§ Instructions for the task:
Keep only those lines of the records that include the string "Liang".

*****

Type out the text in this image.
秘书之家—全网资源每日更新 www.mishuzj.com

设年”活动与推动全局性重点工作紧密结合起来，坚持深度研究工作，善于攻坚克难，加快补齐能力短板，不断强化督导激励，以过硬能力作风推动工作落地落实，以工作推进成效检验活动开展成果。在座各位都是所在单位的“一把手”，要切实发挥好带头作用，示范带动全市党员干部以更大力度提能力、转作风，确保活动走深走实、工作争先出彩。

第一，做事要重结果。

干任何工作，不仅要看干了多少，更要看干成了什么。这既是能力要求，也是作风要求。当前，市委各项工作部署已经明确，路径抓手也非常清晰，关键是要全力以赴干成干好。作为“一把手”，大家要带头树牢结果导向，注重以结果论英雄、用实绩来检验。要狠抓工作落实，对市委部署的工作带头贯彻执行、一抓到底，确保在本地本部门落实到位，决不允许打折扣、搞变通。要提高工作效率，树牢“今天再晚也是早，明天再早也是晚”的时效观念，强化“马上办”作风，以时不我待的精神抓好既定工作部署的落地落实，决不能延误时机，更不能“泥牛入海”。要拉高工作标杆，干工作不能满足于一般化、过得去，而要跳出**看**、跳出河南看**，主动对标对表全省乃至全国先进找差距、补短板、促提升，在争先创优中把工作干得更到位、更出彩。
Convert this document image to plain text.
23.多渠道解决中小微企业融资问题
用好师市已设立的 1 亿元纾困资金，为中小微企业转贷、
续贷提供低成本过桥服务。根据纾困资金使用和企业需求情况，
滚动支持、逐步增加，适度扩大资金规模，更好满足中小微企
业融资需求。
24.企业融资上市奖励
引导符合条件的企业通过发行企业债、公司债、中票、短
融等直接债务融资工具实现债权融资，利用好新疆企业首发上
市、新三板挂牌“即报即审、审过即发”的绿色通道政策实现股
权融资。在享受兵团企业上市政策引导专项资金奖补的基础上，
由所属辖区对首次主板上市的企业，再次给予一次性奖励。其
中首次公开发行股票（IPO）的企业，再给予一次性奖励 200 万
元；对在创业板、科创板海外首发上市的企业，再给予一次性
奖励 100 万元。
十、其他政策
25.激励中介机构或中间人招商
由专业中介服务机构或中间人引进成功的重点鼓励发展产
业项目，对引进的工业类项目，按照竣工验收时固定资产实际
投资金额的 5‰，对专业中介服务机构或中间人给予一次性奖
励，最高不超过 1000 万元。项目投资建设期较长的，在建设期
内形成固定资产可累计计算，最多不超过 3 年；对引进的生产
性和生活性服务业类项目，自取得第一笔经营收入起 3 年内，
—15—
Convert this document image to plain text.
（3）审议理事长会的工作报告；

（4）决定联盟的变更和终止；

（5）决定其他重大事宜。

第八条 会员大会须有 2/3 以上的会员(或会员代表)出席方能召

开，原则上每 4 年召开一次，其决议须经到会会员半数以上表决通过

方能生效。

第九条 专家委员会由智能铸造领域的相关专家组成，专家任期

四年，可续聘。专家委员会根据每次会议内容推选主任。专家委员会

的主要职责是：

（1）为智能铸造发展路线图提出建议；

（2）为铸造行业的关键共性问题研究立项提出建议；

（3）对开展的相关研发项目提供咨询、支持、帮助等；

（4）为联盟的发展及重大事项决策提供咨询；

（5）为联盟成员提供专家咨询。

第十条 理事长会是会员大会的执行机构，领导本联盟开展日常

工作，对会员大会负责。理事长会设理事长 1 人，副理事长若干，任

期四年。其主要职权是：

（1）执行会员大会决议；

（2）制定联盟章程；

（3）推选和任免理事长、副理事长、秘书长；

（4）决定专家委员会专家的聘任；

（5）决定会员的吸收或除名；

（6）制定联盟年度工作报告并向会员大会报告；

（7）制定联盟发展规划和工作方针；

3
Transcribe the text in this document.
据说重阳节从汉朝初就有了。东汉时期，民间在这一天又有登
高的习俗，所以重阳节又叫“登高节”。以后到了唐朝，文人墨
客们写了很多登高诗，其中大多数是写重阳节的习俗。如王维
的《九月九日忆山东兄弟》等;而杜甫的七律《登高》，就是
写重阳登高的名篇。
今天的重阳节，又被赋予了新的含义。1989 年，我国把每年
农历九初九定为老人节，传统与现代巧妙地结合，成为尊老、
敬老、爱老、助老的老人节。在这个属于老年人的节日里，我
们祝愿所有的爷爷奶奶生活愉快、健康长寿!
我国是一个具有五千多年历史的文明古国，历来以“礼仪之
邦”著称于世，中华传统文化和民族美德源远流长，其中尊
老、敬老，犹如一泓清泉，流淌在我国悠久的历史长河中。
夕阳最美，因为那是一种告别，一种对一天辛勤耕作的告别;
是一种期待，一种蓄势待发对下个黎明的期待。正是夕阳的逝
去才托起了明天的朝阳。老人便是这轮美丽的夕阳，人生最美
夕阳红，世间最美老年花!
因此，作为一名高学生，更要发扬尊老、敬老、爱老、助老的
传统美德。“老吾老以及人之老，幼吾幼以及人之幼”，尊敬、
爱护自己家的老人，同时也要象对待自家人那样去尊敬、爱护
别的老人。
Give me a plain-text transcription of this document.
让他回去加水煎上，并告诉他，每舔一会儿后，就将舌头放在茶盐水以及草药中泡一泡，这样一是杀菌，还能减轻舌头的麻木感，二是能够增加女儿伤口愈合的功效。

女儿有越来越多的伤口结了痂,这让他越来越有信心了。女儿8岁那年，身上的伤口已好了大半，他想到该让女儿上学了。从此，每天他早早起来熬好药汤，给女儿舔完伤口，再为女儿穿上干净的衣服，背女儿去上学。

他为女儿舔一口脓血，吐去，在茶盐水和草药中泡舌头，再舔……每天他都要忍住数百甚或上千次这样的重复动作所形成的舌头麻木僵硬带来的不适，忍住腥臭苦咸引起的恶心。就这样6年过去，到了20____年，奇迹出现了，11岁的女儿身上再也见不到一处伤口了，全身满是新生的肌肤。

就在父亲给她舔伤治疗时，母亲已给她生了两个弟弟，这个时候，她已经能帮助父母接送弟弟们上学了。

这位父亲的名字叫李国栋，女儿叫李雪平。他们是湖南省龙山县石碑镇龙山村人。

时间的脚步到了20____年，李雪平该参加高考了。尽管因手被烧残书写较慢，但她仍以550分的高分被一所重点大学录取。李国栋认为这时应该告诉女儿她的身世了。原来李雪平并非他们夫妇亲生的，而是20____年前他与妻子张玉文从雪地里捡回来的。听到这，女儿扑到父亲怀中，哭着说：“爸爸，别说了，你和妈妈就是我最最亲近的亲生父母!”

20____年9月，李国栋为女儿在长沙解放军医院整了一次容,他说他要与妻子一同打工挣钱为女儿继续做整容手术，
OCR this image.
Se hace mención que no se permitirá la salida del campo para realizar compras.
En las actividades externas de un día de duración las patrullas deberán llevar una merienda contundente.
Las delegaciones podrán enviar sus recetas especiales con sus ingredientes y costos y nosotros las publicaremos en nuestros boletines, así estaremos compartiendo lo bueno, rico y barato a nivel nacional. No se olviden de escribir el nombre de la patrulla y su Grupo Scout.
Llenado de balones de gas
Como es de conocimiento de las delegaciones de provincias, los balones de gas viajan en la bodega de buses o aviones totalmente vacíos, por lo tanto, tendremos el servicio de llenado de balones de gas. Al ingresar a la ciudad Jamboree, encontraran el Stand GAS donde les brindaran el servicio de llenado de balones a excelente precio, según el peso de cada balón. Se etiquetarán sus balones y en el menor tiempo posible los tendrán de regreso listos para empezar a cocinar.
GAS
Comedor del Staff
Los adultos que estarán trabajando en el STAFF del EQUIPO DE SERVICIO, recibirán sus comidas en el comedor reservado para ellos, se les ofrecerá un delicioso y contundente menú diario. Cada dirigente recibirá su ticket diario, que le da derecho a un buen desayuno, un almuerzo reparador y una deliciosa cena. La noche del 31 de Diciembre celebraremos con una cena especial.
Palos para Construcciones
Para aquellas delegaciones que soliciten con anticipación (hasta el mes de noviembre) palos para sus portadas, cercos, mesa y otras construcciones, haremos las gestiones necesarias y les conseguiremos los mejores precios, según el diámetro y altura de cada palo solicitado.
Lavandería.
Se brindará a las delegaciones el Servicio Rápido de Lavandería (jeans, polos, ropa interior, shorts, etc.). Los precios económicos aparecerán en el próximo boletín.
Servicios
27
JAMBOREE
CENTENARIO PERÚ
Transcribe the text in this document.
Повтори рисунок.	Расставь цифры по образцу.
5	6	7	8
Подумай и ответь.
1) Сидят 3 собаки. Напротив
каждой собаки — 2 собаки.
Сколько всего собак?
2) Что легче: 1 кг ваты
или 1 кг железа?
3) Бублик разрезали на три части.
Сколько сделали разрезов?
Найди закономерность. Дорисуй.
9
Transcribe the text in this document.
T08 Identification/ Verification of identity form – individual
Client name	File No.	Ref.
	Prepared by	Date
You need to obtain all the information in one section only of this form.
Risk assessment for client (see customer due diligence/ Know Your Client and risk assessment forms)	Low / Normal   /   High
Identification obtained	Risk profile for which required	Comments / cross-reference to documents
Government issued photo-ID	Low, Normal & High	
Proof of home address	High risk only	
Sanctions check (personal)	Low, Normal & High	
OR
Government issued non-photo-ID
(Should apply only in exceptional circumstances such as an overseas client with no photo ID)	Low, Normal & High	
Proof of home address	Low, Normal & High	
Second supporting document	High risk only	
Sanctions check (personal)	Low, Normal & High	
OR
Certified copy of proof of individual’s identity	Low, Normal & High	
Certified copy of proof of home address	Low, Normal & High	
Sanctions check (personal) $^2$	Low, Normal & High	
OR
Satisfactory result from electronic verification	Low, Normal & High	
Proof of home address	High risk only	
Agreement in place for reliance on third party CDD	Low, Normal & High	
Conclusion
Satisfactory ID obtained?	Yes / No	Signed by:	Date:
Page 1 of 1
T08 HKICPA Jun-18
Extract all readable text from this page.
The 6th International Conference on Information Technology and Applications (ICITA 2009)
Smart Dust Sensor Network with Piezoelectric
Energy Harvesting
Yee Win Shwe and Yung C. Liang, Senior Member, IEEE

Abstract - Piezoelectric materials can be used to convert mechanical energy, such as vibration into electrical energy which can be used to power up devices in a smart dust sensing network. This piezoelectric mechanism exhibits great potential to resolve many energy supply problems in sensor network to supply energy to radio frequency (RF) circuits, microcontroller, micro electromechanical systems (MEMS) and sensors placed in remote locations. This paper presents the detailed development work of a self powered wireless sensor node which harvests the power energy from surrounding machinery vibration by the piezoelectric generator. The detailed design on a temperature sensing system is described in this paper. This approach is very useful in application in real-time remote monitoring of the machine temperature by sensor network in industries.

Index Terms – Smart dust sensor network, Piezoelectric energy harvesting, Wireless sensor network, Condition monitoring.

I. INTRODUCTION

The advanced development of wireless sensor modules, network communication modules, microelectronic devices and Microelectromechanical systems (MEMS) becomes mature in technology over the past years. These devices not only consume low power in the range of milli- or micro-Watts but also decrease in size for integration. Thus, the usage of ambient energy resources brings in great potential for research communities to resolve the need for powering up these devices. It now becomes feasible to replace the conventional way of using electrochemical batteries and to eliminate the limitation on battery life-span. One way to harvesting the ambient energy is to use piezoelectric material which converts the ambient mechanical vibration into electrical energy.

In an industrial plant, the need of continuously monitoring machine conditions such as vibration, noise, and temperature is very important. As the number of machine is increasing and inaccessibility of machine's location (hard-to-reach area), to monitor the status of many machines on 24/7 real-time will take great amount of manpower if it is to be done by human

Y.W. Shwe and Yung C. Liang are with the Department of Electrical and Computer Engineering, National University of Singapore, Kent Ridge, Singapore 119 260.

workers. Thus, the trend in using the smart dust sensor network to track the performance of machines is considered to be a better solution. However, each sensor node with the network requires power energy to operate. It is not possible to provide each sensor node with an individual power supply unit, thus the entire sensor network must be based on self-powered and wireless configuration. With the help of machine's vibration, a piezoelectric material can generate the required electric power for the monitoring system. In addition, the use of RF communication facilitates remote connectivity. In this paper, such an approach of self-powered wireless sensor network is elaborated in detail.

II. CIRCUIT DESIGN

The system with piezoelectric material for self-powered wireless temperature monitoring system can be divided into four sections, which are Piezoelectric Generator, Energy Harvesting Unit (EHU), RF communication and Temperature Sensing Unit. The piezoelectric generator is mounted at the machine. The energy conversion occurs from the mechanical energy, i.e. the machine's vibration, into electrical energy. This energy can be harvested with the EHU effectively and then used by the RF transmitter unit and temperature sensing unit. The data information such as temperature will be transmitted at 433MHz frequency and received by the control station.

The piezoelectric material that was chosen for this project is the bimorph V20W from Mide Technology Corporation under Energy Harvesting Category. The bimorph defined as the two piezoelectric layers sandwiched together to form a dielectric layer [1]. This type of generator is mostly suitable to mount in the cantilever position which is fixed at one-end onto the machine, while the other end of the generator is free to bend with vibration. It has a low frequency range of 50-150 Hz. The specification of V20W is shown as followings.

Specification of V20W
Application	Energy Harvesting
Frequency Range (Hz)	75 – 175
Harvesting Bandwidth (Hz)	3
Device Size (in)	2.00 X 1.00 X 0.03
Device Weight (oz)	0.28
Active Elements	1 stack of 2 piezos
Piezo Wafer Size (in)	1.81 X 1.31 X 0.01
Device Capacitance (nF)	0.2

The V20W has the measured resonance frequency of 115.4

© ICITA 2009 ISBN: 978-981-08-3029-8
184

*****

§ Output below:
Yee Win Shwe and Yung C. Liang, Senior Member, IEEE
Y.W. Shwe and Yung C. Liang are with the Department of Electrical and Computer Engineering, National University of Singapore, Kent Ridge, Singapore 119 260.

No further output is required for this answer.